*Task requirements*
Identify the lines that contain the string "Шишкина", then copy each of them.

*Provided records*
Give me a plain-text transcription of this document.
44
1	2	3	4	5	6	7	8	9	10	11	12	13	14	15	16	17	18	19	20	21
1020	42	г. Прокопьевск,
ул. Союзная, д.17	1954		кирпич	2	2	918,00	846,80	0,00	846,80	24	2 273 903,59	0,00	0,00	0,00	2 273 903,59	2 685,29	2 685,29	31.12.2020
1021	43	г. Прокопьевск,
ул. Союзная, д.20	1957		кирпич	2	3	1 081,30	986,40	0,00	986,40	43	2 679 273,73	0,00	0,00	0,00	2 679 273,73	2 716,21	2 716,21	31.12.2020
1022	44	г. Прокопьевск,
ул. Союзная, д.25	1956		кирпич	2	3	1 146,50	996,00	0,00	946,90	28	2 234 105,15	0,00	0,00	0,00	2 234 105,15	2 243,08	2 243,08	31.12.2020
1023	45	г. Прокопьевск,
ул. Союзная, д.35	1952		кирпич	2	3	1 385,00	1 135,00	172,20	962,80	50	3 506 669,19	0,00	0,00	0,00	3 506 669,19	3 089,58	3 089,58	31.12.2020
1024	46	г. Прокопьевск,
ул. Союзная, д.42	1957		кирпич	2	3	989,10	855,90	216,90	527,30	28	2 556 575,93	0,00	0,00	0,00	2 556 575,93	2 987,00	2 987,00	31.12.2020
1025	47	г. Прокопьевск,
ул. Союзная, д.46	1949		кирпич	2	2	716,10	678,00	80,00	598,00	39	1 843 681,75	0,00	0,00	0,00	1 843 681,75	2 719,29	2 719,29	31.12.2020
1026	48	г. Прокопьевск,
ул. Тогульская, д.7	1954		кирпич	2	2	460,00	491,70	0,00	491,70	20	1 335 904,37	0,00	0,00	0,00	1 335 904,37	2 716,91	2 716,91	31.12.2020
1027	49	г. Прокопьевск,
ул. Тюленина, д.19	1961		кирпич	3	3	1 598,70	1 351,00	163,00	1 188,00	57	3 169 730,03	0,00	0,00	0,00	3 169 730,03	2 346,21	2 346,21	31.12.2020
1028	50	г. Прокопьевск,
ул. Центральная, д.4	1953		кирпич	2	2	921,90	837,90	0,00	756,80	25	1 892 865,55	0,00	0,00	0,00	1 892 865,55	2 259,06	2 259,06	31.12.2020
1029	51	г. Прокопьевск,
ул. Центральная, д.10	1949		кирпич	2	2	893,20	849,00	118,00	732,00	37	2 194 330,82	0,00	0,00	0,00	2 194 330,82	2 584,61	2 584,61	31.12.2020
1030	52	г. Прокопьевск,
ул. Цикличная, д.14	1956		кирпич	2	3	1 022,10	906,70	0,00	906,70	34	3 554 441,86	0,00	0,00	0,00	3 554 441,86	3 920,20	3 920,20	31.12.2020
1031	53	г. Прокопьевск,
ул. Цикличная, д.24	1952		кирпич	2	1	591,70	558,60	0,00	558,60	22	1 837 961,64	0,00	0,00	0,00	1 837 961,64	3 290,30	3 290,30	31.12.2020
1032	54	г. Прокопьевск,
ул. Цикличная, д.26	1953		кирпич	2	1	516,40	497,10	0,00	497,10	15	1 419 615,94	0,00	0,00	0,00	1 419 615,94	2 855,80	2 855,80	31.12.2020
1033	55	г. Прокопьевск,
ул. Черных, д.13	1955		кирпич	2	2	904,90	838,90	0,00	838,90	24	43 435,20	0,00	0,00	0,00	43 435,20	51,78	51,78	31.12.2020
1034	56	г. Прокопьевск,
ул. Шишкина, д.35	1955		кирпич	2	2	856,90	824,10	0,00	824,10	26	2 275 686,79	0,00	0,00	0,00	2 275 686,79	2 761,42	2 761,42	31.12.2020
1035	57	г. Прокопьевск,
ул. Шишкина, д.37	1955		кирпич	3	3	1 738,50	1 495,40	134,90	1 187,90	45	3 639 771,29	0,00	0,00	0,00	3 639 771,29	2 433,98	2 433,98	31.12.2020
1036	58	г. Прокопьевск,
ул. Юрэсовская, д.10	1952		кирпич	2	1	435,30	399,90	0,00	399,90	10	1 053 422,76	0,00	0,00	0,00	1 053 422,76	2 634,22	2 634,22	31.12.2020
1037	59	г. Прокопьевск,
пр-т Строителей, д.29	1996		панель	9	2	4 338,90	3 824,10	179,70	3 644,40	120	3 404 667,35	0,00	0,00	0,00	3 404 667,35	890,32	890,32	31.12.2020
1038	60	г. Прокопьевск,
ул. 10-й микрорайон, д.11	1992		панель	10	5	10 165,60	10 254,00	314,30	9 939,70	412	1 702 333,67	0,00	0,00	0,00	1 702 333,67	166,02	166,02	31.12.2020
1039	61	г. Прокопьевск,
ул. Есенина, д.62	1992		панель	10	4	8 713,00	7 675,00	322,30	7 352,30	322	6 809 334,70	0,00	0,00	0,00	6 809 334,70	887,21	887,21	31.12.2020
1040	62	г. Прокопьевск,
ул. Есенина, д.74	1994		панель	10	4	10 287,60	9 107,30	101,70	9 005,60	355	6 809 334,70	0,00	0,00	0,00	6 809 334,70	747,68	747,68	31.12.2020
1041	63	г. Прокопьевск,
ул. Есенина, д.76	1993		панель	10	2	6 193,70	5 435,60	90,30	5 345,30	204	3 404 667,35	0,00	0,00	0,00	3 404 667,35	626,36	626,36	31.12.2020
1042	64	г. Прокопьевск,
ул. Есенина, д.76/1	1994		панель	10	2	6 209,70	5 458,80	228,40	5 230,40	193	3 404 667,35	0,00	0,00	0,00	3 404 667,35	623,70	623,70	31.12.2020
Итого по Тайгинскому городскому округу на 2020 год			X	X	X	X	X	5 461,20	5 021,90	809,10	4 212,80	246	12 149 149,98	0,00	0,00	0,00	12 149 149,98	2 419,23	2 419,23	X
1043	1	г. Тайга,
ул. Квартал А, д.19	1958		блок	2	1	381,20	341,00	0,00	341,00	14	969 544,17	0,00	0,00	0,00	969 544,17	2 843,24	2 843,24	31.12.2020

*Full answer*
ул. Шишкина, д.35	1955		кирпич	2	2	856,90	824,10	0,00	824,10	26	2 275 686,79	0,00	0,00	0,00	2 275 686,79	2 761,42	2 761,42	31.12.2020
ул. Шишкина, д.37	1955		кирпич	3	3	1 738,50	1 495,40	134,90	1 187,90	45	3 639 771,29	0,00	0,00	0,00	3 639 771,29	2 433,98	2 433,98	31.12.2020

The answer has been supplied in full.